>>>

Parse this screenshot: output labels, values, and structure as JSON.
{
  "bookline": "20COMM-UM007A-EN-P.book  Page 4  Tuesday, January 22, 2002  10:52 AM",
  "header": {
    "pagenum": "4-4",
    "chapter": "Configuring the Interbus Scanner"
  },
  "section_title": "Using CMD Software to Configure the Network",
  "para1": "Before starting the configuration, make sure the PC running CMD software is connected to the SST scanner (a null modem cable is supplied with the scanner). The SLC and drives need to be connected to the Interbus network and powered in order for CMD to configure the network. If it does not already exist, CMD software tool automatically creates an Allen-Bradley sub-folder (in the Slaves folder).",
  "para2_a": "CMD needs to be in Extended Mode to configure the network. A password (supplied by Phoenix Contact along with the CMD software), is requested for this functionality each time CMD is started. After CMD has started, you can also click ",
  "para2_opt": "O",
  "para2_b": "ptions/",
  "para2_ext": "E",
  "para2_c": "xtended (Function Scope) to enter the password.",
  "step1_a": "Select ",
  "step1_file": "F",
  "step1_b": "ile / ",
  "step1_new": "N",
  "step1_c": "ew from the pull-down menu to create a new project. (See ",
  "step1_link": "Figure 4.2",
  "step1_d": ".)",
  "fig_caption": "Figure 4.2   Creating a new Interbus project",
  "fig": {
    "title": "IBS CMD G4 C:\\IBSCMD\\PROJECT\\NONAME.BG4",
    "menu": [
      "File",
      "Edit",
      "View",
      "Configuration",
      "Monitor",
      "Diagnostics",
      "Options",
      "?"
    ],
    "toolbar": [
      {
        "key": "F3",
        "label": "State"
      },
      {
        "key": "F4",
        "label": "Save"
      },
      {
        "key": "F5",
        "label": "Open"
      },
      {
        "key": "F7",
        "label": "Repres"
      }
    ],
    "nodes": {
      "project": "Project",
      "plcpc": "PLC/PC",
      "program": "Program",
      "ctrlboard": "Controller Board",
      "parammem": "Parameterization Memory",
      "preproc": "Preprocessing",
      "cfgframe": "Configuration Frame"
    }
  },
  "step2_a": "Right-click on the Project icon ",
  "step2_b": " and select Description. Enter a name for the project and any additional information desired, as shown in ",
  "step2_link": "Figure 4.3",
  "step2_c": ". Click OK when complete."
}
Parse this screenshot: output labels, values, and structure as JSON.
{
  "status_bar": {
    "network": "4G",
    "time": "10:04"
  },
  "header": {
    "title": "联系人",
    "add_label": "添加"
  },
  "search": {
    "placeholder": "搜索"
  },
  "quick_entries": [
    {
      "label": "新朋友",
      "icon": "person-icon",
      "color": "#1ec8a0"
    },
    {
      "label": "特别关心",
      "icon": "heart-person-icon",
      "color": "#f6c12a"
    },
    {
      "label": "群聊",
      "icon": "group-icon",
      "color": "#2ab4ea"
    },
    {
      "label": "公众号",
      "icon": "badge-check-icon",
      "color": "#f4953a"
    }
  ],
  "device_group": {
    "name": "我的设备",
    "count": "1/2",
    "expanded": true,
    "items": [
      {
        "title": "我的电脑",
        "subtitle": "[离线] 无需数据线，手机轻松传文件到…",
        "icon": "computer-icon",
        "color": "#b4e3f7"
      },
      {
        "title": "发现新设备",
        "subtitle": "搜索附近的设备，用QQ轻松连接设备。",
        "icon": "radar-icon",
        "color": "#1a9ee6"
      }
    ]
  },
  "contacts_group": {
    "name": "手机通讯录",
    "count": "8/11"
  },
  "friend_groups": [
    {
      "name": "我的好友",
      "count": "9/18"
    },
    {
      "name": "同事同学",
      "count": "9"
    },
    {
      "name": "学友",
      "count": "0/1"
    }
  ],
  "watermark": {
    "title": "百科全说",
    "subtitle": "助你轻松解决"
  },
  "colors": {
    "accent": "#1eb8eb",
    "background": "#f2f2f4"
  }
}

<<<

[TASK DETAILS] From the records above, extract everything verbatim.

[TASK SOLUTION]
Parse this screenshot: output labels, values, and structure as JSON.
{
  "bookline": "20COMM-UM007A-EN-P.book  Page 4  Tuesday, January 22, 2002  10:52 AM",
  "header": {
    "pagenum": "4-4",
    "chapter": "Configuring the Interbus Scanner"
  },
  "section_title": "Using CMD Software to Configure the Network",
  "para1": "Before starting the configuration, make sure the PC running CMD software is connected to the SST scanner (a null modem cable is supplied with the scanner). The SLC and drives need to be connected to the Interbus network and powered in order for CMD to configure the network. If it does not already exist, CMD software tool automatically creates an Allen-Bradley sub-folder (in the Slaves folder).",
  "para2_a": "CMD needs to be in Extended Mode to configure the network. A password (supplied by Phoenix Contact along with the CMD software), is requested for this functionality each time CMD is started. After CMD has started, you can also click ",
  "para2_opt": "O",
  "para2_b": "ptions/",
  "para2_ext": "E",
  "para2_c": "xtended (Function Scope) to enter the password.",
  "step1_a": "Select ",
  "step1_file": "F",
  "step1_b": "ile / ",
  "step1_new": "N",
  "step1_c": "ew from the pull-down menu to create a new project. (See ",
  "step1_link": "Figure 4.2",
  "step1_d": ".)",
  "fig_caption": "Figure 4.2   Creating a new Interbus project",
  "fig": {
    "title": "IBS CMD G4 C:\\IBSCMD\\PROJECT\\NONAME.BG4",
    "menu": [
      "File",
      "Edit",
      "View",
      "Configuration",
      "Monitor",
      "Diagnostics",
      "Options",
      "?"
    ],
    "toolbar": [
      {
        "key": "F3",
        "label": "State"
      },
      {
        "key": "F4",
        "label": "Save"
      },
      {
        "key": "F5",
        "label": "Open"
      },
      {
        "key": "F7",
        "label": "Repres"
      }
    ],
    "nodes": {
      "project": "Project",
      "plcpc": "PLC/PC",
      "program": "Program",
      "ctrlboard": "Controller Board",
      "parammem": "Parameterization Memory",
      "preproc": "Preprocessing",
      "cfgframe": "Configuration Frame"
    }
  },
  "step2_a": "Right-click on the Project icon ",
  "step2_b": " and select Description. Enter a name for the project and any additional information desired, as shown in ",
  "step2_link": "Figure 4.3",
  "step2_c": ". Click OK when complete."
}
Parse this screenshot: output labels, values, and structure as JSON.
{
  "status_bar": {
    "network": "4G",
    "time": "10:04"
  },
  "header": {
    "title": "联系人",
    "add_label": "添加"
  },
  "search": {
    "placeholder": "搜索"
  },
  "quick_entries": [
    {
      "label": "新朋友",
      "icon": "person-icon",
      "color": "#1ec8a0"
    },
    {
      "label": "特别关心",
      "icon": "heart-person-icon",
      "color": "#f6c12a"
    },
    {
      "label": "群聊",
      "icon": "group-icon",
      "color": "#2ab4ea"
    },
    {
      "label": "公众号",
      "icon": "badge-check-icon",
      "color": "#f4953a"
    }
  ],
  "device_group": {
    "name": "我的设备",
    "count": "1/2",
    "expanded": true,
    "items": [
      {
        "title": "我的电脑",
        "subtitle": "[离线] 无需数据线，手机轻松传文件到…",
        "icon": "computer-icon",
        "color": "#b4e3f7"
      },
      {
        "title": "发现新设备",
        "subtitle": "搜索附近的设备，用QQ轻松连接设备。",
        "icon": "radar-icon",
        "color": "#1a9ee6"
      }
    ]
  },
  "contacts_group": {
    "name": "手机通讯录",
    "count": "8/11"
  },
  "friend_groups": [
    {
      "name": "我的好友",
      "count": "9/18"
    },
    {
      "name": "同事同学",
      "count": "9"
    },
    {
      "name": "学友",
      "count": "0/1"
    }
  ],
  "watermark": {
    "title": "百科全说",
    "subtitle": "助你轻松解决"
  },
  "colors": {
    "accent": "#1eb8eb",
    "background": "#f2f2f4"
  }
}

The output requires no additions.